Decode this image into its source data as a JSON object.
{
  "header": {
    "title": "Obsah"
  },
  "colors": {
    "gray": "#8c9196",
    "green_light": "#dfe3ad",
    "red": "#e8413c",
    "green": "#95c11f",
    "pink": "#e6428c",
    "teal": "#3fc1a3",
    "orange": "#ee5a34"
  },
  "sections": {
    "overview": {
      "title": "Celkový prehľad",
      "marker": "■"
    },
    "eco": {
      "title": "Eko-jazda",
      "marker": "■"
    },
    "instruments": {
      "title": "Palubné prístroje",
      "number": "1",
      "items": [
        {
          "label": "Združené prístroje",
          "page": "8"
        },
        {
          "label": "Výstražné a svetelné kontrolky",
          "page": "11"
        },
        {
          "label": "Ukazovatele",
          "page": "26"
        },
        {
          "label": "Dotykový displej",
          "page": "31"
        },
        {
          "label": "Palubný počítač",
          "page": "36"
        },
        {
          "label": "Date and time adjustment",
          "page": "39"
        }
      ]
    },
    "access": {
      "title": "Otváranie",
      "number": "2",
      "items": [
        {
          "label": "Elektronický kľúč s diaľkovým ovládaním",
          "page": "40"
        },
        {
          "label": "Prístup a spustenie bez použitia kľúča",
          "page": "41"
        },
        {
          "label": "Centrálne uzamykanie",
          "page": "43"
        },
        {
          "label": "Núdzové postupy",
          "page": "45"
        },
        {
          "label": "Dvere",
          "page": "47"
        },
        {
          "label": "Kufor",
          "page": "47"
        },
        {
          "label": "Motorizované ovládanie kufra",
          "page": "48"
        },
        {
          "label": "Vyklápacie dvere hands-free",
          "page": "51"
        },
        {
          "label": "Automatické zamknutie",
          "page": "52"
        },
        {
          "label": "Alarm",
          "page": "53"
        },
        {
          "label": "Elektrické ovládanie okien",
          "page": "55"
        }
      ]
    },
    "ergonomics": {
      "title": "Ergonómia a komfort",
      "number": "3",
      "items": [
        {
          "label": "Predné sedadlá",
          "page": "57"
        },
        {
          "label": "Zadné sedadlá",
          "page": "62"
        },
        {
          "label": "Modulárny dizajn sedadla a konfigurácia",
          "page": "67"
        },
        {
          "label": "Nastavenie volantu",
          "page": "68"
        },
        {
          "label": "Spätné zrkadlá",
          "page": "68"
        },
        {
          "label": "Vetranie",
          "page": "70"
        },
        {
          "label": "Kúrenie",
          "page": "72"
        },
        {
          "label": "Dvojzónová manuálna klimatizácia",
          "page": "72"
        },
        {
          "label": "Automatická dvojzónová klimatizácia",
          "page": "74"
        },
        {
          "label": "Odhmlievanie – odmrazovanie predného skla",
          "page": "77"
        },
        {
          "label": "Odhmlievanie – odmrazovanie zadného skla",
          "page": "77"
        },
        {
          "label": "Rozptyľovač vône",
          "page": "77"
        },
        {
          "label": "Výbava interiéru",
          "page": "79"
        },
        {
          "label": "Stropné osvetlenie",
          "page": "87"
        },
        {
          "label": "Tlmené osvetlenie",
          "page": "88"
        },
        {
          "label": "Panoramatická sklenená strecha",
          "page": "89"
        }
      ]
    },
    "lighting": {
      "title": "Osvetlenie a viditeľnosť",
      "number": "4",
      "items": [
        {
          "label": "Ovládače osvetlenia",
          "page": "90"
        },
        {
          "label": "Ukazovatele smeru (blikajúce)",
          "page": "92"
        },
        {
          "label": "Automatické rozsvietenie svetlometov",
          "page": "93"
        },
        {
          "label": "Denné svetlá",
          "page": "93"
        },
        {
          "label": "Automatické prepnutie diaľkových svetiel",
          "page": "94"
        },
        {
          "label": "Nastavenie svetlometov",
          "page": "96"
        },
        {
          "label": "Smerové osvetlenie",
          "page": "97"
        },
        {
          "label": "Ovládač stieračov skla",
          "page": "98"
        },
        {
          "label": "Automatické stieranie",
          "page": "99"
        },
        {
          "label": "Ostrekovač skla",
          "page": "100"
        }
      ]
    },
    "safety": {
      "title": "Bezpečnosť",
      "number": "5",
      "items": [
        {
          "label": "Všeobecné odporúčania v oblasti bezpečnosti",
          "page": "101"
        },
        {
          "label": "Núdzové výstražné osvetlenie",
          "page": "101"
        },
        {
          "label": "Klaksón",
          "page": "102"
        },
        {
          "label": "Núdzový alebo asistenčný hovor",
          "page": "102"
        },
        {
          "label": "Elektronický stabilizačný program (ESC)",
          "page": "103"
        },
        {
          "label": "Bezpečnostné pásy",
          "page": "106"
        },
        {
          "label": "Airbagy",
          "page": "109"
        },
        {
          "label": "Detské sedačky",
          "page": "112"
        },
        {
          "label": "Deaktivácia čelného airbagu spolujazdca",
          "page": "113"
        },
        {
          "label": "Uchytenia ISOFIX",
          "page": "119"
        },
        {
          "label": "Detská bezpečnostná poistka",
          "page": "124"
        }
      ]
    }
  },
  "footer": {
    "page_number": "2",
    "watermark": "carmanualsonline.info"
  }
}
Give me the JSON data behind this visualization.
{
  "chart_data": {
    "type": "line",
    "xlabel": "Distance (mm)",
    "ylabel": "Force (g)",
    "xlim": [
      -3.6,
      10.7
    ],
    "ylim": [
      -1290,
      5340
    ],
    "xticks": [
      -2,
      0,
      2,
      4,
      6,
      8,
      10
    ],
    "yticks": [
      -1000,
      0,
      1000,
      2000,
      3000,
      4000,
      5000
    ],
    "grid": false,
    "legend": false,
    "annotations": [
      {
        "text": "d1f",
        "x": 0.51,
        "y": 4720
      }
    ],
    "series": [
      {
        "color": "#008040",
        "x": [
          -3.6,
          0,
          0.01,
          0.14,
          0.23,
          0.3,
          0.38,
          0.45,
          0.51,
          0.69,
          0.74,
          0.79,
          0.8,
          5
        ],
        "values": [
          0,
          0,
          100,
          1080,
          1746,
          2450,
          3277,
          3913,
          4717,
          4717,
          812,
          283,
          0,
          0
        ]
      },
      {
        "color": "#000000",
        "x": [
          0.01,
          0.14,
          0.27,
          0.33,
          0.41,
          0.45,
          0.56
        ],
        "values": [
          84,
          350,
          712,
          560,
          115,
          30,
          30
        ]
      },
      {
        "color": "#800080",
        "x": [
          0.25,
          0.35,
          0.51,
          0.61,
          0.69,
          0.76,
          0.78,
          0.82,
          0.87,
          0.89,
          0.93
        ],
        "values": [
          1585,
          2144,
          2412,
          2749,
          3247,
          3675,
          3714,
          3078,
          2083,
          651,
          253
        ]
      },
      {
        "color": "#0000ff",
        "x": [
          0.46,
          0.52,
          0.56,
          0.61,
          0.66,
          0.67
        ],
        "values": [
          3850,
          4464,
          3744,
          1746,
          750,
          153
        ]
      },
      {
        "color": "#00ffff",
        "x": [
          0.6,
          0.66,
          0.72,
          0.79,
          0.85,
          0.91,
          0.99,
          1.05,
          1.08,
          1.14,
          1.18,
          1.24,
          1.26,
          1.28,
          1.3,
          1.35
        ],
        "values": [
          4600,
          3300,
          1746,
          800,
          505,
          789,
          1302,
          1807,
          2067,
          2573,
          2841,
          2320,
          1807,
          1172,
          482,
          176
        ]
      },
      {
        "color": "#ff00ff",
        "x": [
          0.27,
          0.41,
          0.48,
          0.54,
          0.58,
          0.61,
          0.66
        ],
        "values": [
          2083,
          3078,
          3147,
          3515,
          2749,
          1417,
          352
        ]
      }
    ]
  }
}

WHAT TO WORK ON: From the listing above, collect every line that mentions the word "svetlometov".

RESPONSE TO THE TASK:
          "label": "Automatické rozsvietenie svetlometov",
          "label": "Nastavenie svetlometov",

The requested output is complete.